__WHAT THE TASK REQUIRES__: Each entry below must be repeated exactly, with pictures left out.

__RECORD SET__:
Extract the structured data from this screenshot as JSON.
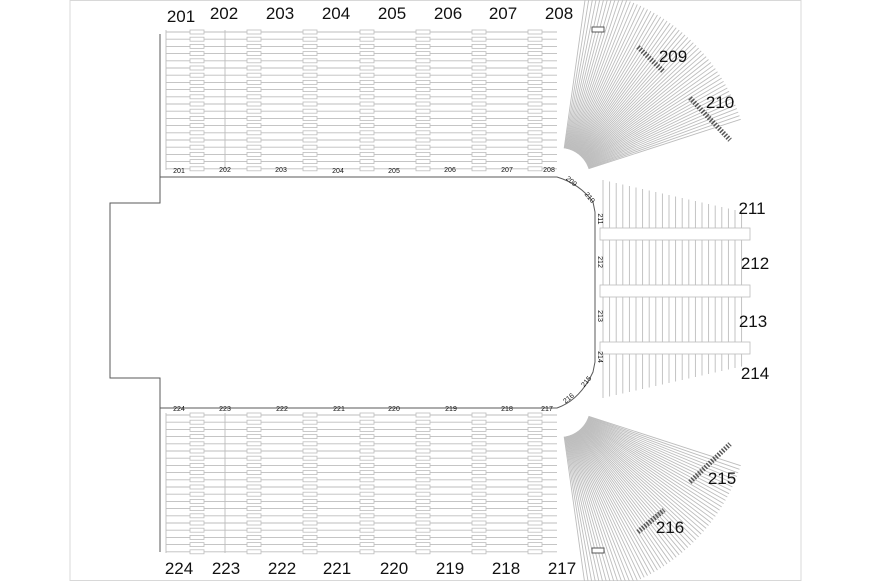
{
  "seating_map": {
    "sections": [
      {
        "id": "201",
        "group": "top"
      },
      {
        "id": "202",
        "group": "top"
      },
      {
        "id": "203",
        "group": "top"
      },
      {
        "id": "204",
        "group": "top"
      },
      {
        "id": "205",
        "group": "top"
      },
      {
        "id": "206",
        "group": "top"
      },
      {
        "id": "207",
        "group": "top"
      },
      {
        "id": "208",
        "group": "top"
      },
      {
        "id": "209",
        "group": "curve-top"
      },
      {
        "id": "210",
        "group": "curve-top"
      },
      {
        "id": "211",
        "group": "end"
      },
      {
        "id": "212",
        "group": "end"
      },
      {
        "id": "213",
        "group": "end"
      },
      {
        "id": "214",
        "group": "end"
      },
      {
        "id": "215",
        "group": "curve-bottom"
      },
      {
        "id": "216",
        "group": "curve-bottom"
      },
      {
        "id": "217",
        "group": "bottom"
      },
      {
        "id": "218",
        "group": "bottom"
      },
      {
        "id": "219",
        "group": "bottom"
      },
      {
        "id": "220",
        "group": "bottom"
      },
      {
        "id": "221",
        "group": "bottom"
      },
      {
        "id": "222",
        "group": "bottom"
      },
      {
        "id": "223",
        "group": "bottom"
      },
      {
        "id": "224",
        "group": "bottom"
      }
    ],
    "colors": {
      "row_line": "#bdbdbd",
      "floor_outline": "#5a5a5a",
      "label": "#111111",
      "frame": "#d8d8d8"
    }
  }
}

__ANSWER TO THIS EXERCISE__:
Extract the structured data from this screenshot as JSON.
{
  "seating_map": {
    "sections": [
      {
        "id": "201",
        "group": "top"
      },
      {
        "id": "202",
        "group": "top"
      },
      {
        "id": "203",
        "group": "top"
      },
      {
        "id": "204",
        "group": "top"
      },
      {
        "id": "205",
        "group": "top"
      },
      {
        "id": "206",
        "group": "top"
      },
      {
        "id": "207",
        "group": "top"
      },
      {
        "id": "208",
        "group": "top"
      },
      {
        "id": "209",
        "group": "curve-top"
      },
      {
        "id": "210",
        "group": "curve-top"
      },
      {
        "id": "211",
        "group": "end"
      },
      {
        "id": "212",
        "group": "end"
      },
      {
        "id": "213",
        "group": "end"
      },
      {
        "id": "214",
        "group": "end"
      },
      {
        "id": "215",
        "group": "curve-bottom"
      },
      {
        "id": "216",
        "group": "curve-bottom"
      },
      {
        "id": "217",
        "group": "bottom"
      },
      {
        "id": "218",
        "group": "bottom"
      },
      {
        "id": "219",
        "group": "bottom"
      },
      {
        "id": "220",
        "group": "bottom"
      },
      {
        "id": "221",
        "group": "bottom"
      },
      {
        "id": "222",
        "group": "bottom"
      },
      {
        "id": "223",
        "group": "bottom"
      },
      {
        "id": "224",
        "group": "bottom"
      }
    ],
    "colors": {
      "row_line": "#bdbdbd",
      "floor_outline": "#5a5a5a",
      "label": "#111111",
      "frame": "#d8d8d8"
    }
  }
}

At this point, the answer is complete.